Identify every line containing the word "JSON" and reproduce each one.

Input:
=-=-=

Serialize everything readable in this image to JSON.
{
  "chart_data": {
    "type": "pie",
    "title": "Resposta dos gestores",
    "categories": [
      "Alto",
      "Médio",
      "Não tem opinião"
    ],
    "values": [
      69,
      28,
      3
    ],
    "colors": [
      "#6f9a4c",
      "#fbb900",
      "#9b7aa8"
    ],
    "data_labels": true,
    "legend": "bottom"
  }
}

=-=-=

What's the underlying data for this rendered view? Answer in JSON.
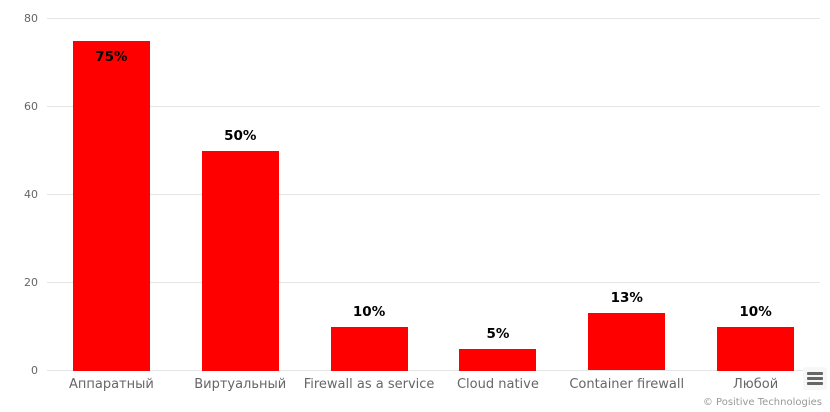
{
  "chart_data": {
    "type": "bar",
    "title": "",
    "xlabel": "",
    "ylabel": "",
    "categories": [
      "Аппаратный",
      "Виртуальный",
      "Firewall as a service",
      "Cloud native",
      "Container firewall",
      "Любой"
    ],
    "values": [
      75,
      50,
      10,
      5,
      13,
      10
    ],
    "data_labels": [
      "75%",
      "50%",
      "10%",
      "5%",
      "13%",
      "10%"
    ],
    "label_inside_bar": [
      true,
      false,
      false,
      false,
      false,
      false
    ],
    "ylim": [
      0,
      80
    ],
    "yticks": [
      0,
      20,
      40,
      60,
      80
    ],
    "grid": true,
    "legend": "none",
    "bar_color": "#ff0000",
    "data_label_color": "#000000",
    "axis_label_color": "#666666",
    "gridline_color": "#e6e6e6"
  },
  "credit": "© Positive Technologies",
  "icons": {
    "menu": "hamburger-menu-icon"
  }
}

=-=-=

Exercise result:
Serialize everything readable in this image to JSON.
What's the underlying data for this rendered view? Answer in JSON.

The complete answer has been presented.